Element location listings:
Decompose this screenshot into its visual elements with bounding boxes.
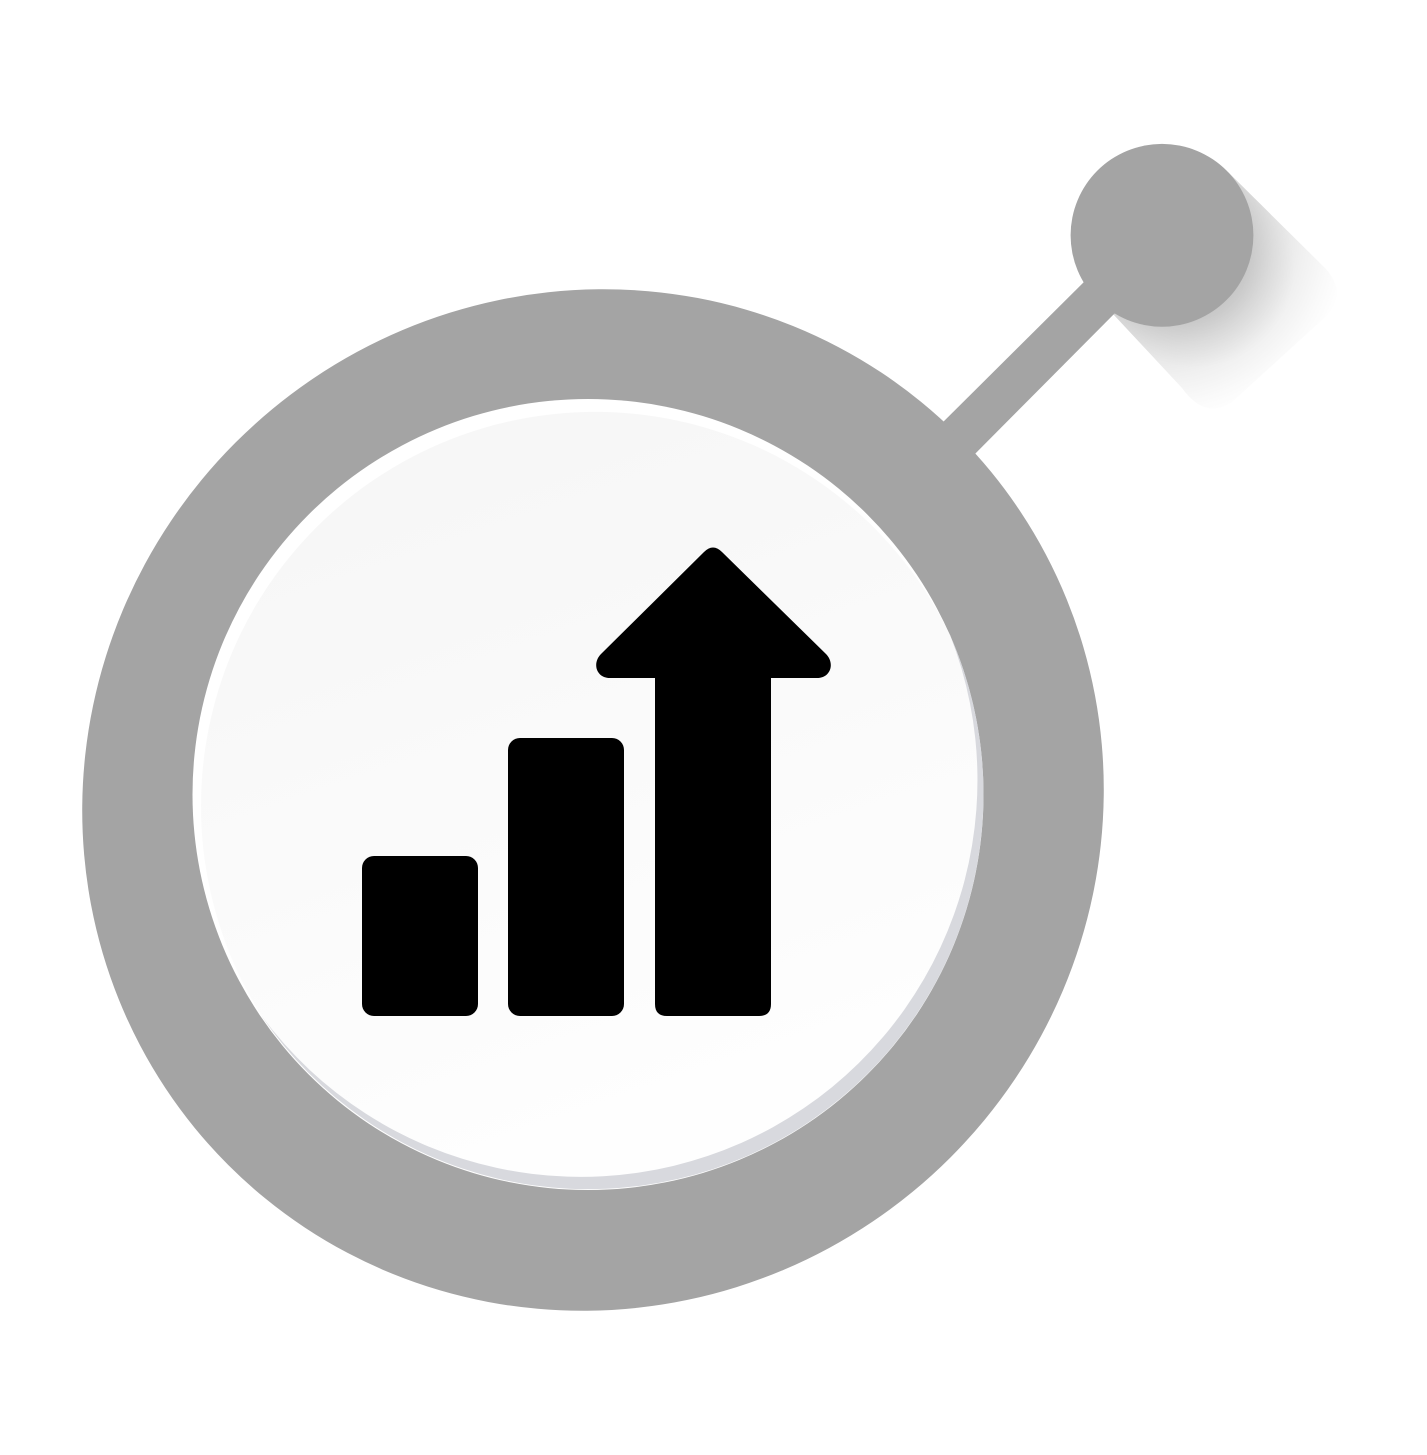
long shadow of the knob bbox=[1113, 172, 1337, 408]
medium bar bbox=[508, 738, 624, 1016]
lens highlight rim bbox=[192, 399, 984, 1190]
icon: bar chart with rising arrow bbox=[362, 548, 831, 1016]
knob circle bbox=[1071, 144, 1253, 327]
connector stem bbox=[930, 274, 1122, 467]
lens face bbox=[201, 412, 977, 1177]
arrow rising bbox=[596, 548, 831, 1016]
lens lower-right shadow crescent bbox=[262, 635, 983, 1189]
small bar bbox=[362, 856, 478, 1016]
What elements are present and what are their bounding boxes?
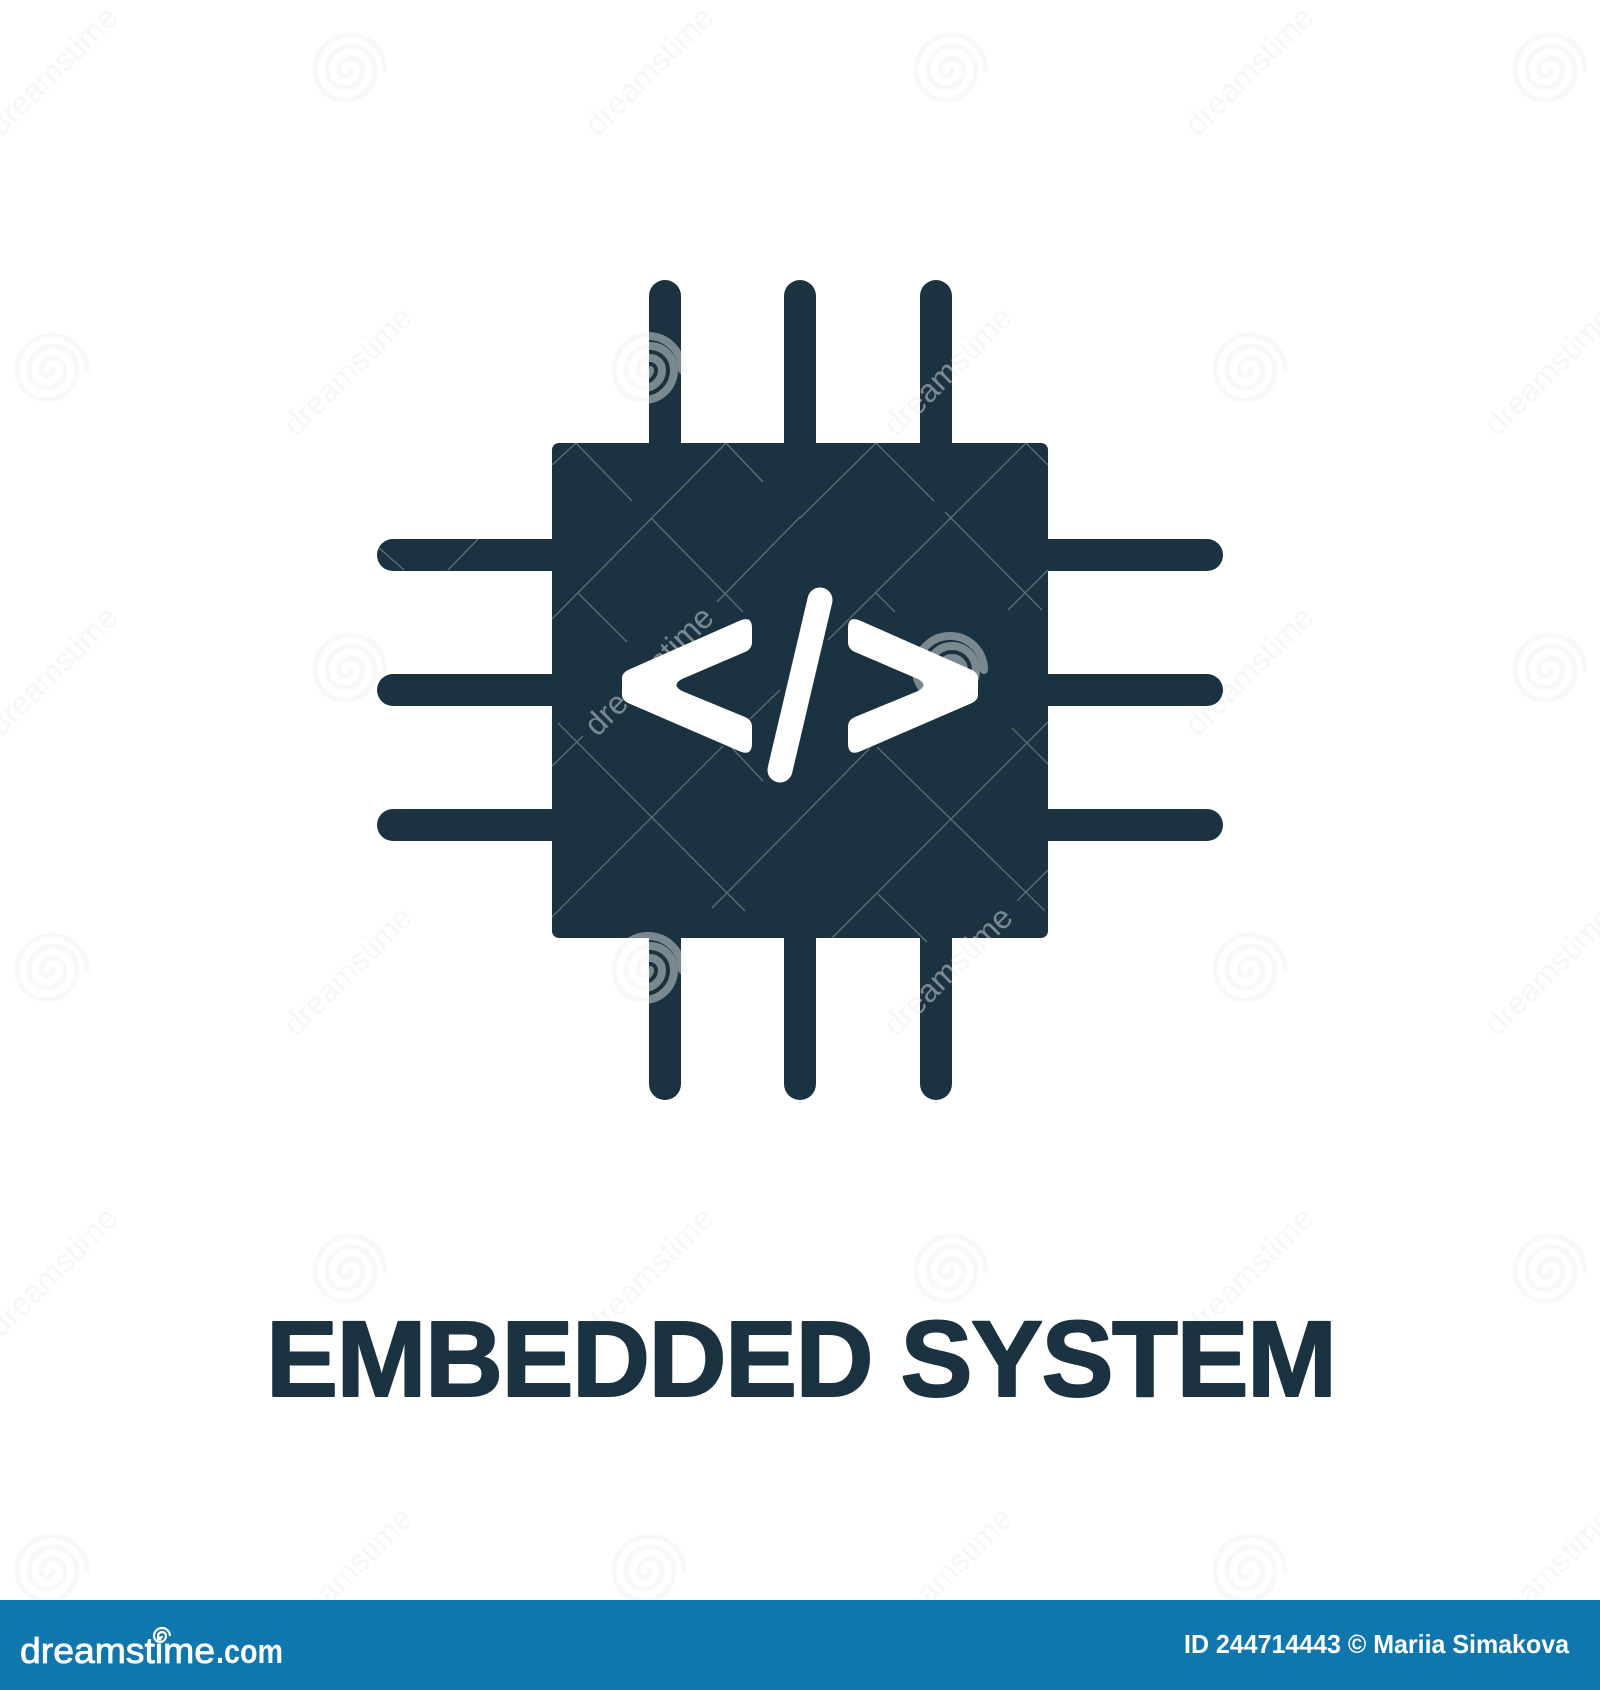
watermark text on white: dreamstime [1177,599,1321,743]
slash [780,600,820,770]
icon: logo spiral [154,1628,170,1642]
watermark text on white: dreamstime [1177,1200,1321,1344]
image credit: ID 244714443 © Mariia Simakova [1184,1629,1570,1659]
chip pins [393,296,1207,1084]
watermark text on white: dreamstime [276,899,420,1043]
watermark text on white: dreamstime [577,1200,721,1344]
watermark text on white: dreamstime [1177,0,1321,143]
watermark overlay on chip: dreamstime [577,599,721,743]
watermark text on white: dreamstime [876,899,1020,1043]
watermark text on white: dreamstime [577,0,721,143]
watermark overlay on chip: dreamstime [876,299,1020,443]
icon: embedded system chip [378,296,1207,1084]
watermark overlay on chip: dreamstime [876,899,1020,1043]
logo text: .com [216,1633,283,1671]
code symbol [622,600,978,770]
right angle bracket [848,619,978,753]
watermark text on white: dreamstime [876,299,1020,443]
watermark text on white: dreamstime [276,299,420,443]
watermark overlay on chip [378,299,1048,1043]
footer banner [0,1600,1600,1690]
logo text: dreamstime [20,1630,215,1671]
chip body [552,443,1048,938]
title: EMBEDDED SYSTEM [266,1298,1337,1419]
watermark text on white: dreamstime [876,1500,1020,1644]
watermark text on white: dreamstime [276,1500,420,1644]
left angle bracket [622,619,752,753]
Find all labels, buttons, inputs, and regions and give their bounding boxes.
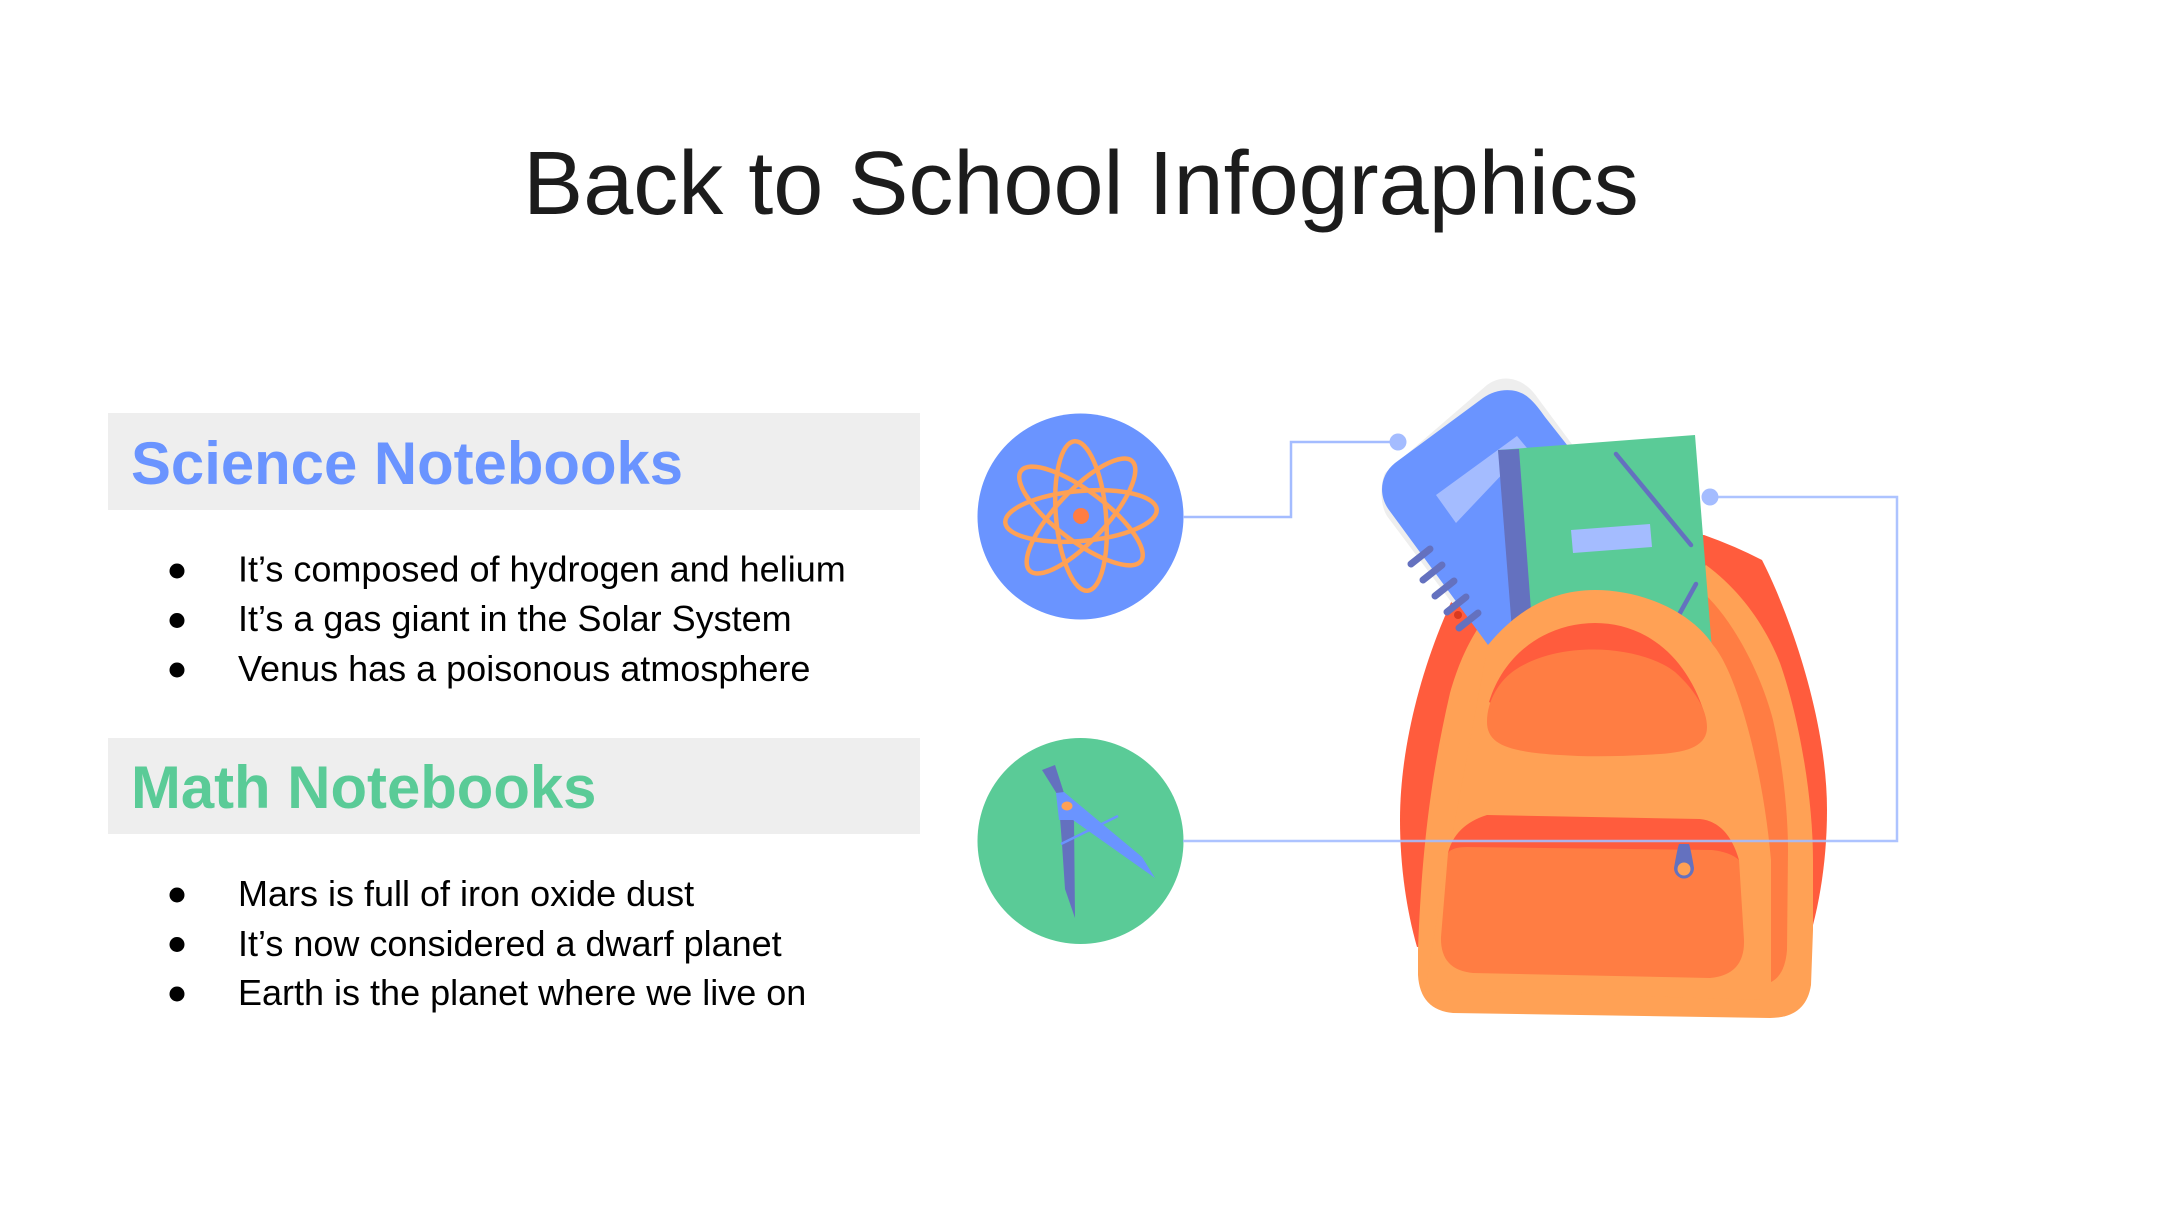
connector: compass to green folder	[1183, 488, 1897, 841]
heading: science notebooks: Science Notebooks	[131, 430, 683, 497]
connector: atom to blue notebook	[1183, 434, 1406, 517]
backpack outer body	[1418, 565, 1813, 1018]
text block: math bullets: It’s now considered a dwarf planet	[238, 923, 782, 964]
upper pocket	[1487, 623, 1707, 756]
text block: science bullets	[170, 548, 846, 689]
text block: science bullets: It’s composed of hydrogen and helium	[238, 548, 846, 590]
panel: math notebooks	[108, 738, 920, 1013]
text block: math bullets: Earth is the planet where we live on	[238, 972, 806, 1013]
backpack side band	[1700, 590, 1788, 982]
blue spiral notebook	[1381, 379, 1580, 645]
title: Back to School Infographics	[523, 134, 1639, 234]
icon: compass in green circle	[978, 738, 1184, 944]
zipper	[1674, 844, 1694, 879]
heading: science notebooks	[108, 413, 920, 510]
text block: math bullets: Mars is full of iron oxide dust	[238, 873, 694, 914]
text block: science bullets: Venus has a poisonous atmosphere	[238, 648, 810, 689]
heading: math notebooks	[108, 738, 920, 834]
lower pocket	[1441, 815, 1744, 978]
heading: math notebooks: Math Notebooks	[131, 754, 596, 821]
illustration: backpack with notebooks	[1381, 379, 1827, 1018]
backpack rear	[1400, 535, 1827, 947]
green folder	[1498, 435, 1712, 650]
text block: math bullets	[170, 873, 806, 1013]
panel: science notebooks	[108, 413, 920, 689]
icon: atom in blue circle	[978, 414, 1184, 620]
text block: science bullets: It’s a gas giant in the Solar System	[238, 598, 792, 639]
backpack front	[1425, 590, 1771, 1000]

**Prompt**.
Put the stretch of items from the line containing "connector: compass to" through the line containing "565, 1813, 1018]" into a numbered list, leaving out any blank lines.

**Solved exercise**.
1. connector: compass to green folder	[1183, 488, 1897, 841]
2. heading: science notebooks: Science Notebooks	[131, 430, 683, 497]
3. connector: atom to blue notebook	[1183, 434, 1406, 517]
4. backpack outer body	[1418, 565, 1813, 1018]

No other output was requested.